§ **What this task involves**
Rewrite the rows that open with the one containing "response-toolbar: Pretty Raw" and close with the one containing "request-view-tabs: Pretty Raw", switching "header-key" to "header-name" and leaving everything else unchanged.
══════
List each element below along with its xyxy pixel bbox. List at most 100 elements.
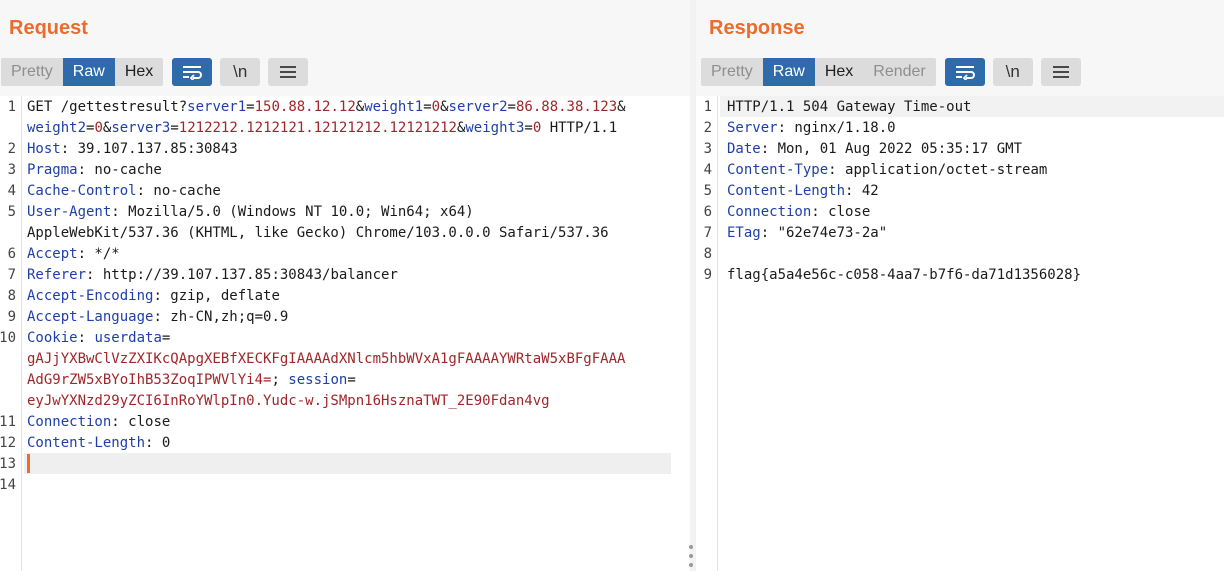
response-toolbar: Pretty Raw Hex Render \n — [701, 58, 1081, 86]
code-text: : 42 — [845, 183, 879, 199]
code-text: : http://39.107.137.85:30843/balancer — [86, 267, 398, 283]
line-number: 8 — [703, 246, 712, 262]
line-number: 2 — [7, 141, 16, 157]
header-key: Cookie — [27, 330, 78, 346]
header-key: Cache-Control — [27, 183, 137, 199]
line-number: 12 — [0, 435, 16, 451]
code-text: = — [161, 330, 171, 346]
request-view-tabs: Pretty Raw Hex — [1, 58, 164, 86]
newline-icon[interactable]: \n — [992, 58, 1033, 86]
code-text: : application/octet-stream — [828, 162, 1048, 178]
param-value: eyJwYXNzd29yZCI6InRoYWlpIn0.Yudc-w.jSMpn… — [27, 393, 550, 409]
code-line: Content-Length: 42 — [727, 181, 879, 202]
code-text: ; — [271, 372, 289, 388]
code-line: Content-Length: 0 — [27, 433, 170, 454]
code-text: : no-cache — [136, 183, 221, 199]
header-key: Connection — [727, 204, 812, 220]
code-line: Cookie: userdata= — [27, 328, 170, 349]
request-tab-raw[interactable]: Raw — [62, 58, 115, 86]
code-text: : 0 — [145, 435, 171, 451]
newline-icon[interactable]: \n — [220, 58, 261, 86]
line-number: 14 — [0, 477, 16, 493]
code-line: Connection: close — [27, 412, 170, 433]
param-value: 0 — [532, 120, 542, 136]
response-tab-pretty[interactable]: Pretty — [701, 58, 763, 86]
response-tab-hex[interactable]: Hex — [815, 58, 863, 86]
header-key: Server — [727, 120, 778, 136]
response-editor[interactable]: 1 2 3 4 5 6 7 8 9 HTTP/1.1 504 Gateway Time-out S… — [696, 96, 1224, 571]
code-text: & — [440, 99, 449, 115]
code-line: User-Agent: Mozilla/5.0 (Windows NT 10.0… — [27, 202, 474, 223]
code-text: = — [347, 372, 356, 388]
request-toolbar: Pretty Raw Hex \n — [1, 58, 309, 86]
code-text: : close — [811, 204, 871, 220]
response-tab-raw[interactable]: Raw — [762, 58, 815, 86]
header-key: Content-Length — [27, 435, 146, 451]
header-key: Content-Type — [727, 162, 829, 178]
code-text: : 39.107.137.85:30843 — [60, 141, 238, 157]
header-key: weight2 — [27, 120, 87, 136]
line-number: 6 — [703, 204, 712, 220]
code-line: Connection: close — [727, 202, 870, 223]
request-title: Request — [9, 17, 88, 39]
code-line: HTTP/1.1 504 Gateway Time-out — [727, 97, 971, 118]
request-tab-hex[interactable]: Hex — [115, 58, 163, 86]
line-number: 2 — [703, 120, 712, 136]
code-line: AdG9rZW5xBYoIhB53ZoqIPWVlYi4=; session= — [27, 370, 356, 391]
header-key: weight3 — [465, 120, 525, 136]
══════
§ **Answer in full**
response-toolbar: Pretty Raw Hex Render \n — [701, 58, 1081, 86]
code-text: : 42 — [845, 183, 879, 199]
code-text: : http://39.107.137.85:30843/balancer — [86, 267, 398, 283]
line-number: 8 — [703, 246, 712, 262]
line-number: 2 — [7, 141, 16, 157]
header-name: Cookie — [27, 330, 78, 346]
header-name: Cache-Control — [27, 183, 137, 199]
line-number: 12 — [0, 435, 16, 451]
code-text: = — [161, 330, 171, 346]
request-view-tabs: Pretty Raw Hex — [1, 58, 164, 86]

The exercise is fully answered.